* start Exercise inputs *

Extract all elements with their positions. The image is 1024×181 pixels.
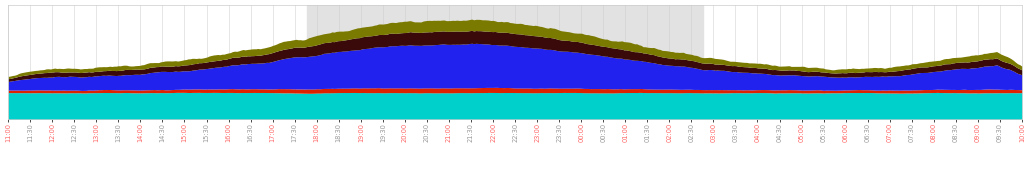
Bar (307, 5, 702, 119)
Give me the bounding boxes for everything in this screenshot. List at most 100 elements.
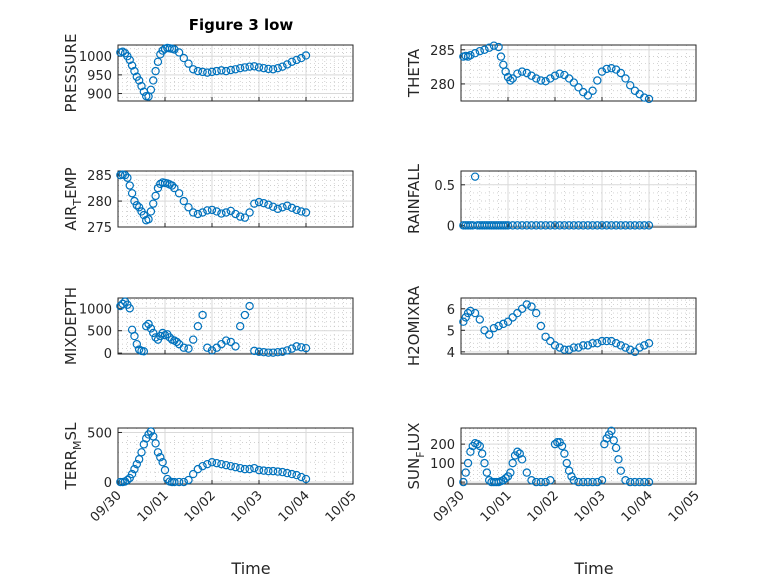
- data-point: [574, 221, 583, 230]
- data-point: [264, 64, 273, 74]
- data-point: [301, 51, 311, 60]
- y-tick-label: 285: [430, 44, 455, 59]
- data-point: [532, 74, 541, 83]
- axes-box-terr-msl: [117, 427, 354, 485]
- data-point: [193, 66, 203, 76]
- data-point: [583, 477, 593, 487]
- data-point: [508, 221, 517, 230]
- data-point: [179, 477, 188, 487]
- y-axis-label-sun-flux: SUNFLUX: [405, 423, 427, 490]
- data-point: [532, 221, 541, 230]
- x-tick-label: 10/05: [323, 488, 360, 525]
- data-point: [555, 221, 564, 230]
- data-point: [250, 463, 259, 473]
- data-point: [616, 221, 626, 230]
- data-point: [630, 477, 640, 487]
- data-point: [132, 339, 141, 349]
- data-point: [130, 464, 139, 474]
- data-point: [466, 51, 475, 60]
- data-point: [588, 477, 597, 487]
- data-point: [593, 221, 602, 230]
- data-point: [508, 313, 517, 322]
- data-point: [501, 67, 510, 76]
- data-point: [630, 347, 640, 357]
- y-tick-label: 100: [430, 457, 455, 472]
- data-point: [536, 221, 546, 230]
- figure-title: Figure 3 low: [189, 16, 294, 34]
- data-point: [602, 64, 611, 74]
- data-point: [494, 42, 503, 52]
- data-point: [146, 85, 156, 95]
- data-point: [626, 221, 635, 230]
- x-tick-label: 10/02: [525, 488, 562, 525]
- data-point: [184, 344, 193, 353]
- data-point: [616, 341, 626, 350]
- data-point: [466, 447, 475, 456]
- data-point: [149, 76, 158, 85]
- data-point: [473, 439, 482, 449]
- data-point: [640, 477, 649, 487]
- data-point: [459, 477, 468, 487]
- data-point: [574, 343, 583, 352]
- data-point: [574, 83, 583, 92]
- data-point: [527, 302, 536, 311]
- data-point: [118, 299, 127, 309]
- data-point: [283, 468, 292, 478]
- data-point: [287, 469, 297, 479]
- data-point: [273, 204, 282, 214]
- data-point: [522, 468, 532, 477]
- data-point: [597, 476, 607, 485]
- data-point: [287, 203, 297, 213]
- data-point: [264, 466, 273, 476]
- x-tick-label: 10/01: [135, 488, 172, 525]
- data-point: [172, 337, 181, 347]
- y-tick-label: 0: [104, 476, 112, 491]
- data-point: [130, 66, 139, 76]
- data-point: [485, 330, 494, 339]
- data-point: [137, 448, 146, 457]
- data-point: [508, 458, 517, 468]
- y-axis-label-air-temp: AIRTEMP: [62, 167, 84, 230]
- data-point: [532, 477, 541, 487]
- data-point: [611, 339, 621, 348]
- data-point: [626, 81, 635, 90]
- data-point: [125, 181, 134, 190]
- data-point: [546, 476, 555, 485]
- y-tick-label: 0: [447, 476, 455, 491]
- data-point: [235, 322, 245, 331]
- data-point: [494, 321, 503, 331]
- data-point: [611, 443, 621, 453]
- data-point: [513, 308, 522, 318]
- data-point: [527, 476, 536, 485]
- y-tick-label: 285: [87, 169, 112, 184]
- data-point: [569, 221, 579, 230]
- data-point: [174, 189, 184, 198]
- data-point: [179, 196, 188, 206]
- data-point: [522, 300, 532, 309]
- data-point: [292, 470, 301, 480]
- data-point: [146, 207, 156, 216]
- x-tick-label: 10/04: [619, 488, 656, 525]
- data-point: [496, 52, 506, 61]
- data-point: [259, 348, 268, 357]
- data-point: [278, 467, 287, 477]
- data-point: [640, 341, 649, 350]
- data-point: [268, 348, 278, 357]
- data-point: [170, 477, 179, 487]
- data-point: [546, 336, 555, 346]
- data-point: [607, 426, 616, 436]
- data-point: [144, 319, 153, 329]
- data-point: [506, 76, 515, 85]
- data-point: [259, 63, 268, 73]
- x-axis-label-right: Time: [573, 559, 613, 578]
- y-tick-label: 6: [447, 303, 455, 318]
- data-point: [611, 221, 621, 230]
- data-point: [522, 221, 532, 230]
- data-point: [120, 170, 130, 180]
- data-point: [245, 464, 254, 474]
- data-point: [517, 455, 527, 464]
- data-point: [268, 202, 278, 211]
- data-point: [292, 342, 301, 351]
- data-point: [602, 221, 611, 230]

* end Exercise inputs *
* start Exercise inputs *

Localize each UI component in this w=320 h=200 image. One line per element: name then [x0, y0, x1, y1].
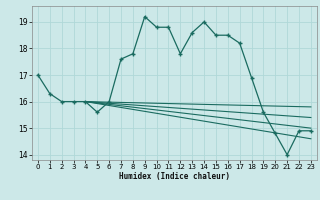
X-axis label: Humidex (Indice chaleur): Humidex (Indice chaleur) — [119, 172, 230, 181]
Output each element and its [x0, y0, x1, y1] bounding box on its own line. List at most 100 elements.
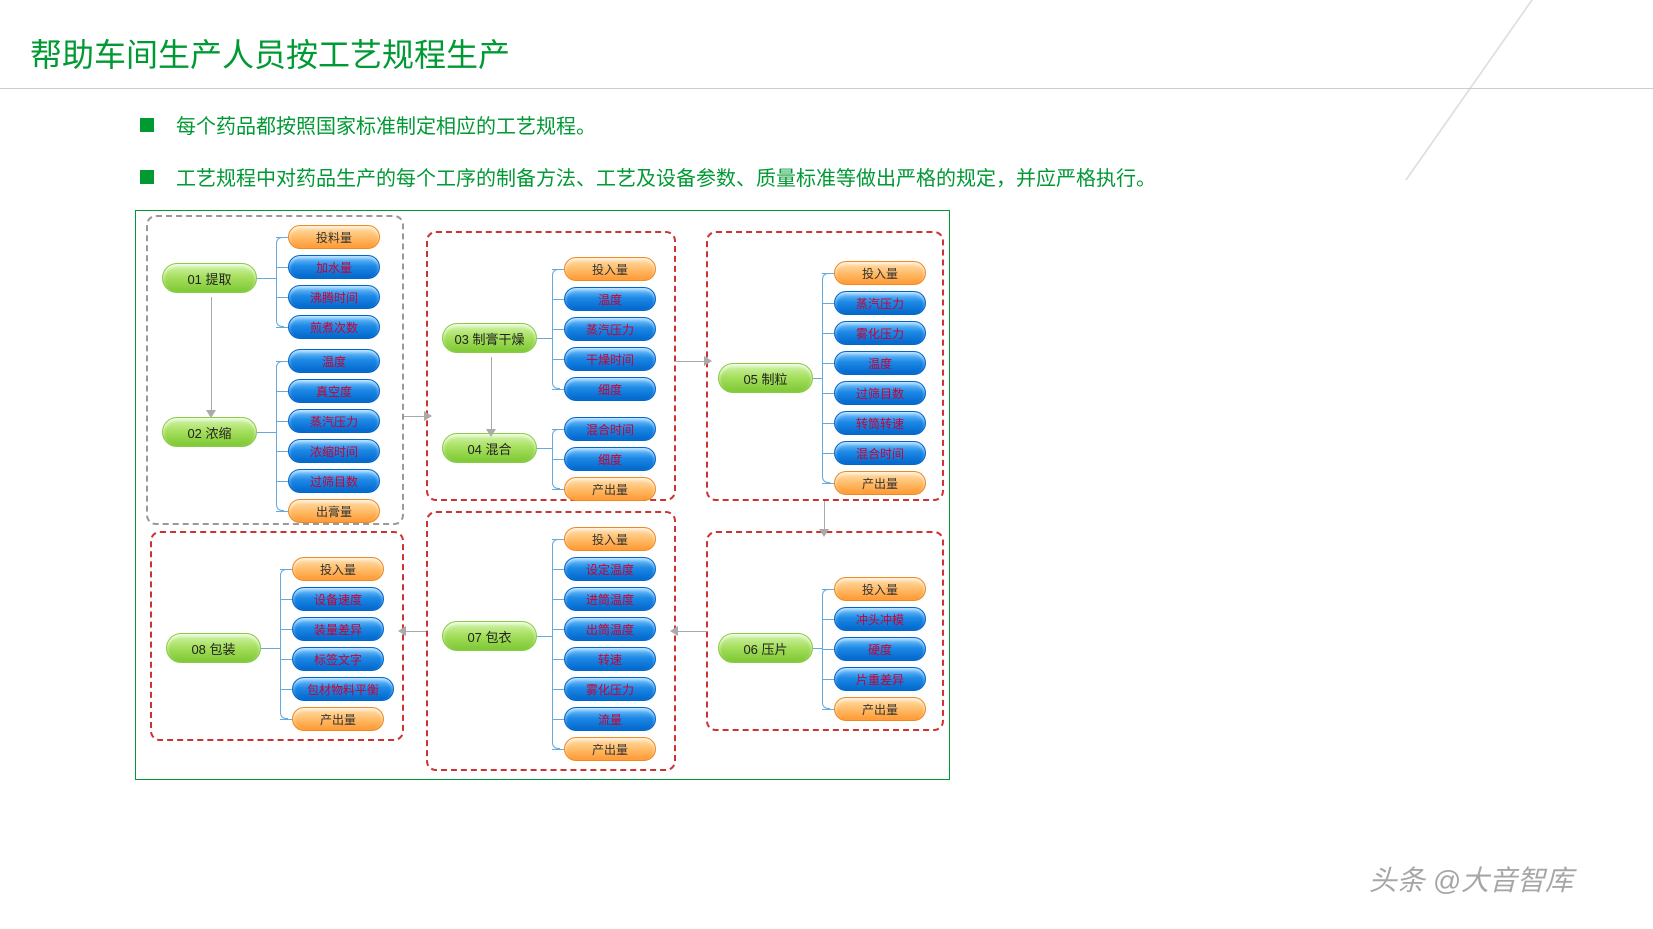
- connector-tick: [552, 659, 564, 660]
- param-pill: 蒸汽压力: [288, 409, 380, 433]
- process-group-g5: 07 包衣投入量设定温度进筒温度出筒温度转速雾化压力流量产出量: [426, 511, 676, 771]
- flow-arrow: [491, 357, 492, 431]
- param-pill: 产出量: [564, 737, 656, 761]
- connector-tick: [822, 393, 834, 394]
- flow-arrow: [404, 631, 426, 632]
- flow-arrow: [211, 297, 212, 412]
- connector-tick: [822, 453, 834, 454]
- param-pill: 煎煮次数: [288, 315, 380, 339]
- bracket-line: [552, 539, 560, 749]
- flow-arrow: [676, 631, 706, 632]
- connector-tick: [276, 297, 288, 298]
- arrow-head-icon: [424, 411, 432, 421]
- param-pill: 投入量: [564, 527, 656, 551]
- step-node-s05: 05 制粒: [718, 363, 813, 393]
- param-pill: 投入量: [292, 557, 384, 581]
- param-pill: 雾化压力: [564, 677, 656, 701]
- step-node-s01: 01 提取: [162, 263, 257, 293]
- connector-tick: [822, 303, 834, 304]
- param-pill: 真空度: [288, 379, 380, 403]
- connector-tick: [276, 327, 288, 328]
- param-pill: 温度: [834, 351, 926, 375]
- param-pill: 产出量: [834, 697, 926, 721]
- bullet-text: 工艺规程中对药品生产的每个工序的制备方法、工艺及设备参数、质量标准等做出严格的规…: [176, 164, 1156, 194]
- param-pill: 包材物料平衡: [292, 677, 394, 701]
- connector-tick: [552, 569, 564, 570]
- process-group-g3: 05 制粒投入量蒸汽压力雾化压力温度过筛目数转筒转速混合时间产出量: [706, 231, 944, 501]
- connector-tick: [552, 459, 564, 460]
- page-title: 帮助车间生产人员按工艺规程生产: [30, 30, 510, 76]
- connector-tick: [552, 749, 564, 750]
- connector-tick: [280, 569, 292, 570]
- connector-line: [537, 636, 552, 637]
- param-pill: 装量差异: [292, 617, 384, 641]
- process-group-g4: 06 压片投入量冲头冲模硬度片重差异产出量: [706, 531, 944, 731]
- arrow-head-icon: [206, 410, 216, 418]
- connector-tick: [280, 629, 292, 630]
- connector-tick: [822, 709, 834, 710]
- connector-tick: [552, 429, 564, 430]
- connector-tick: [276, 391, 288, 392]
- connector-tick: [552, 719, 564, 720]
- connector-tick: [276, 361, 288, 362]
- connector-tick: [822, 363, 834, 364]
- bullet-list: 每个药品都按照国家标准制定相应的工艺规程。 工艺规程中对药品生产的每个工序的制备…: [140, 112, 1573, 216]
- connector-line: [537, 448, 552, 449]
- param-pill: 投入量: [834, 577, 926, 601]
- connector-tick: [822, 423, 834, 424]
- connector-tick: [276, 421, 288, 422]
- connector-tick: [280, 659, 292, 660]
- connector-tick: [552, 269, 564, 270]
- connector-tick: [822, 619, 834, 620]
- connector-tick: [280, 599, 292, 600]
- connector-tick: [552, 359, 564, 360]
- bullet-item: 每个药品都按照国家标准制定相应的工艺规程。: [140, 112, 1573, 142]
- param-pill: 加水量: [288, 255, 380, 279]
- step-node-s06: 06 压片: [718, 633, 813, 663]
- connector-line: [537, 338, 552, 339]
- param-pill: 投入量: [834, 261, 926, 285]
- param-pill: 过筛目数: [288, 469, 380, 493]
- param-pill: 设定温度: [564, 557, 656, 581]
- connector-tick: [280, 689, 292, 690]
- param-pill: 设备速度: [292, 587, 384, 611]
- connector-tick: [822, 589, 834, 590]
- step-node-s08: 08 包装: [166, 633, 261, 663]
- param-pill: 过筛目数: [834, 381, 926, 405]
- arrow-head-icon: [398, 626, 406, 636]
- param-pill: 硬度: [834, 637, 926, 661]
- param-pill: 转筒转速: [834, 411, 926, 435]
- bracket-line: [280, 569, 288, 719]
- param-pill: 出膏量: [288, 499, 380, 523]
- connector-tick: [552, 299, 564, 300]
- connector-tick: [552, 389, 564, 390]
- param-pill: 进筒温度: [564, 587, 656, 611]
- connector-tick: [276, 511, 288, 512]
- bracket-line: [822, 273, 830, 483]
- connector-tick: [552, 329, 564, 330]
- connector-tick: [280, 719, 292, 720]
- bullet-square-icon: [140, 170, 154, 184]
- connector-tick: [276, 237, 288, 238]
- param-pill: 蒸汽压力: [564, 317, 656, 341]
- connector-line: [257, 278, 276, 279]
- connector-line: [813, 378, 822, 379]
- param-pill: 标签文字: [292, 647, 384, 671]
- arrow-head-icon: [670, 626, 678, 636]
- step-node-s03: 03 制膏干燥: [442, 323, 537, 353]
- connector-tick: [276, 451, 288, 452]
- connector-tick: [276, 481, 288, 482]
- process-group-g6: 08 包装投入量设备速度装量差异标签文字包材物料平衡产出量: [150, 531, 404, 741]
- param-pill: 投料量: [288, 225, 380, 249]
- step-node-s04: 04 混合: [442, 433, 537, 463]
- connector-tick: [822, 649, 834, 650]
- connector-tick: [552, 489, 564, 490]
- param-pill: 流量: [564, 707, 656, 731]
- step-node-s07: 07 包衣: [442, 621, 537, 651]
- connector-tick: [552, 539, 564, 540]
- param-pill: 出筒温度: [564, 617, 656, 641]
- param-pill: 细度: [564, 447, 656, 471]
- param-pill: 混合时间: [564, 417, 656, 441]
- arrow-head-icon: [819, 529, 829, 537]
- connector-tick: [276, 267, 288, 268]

* end Exercise inputs *

> **Written instruction**
Reproduce the records verbatim from the line with "Bar (307, 5, 702, 119)" to the line with "Give me the", including both of those lines.

> **Solution for this task**
Bar (307, 5, 702, 119)
Give me the bounding boxes for everything in this screenshot. List at most 100 elements.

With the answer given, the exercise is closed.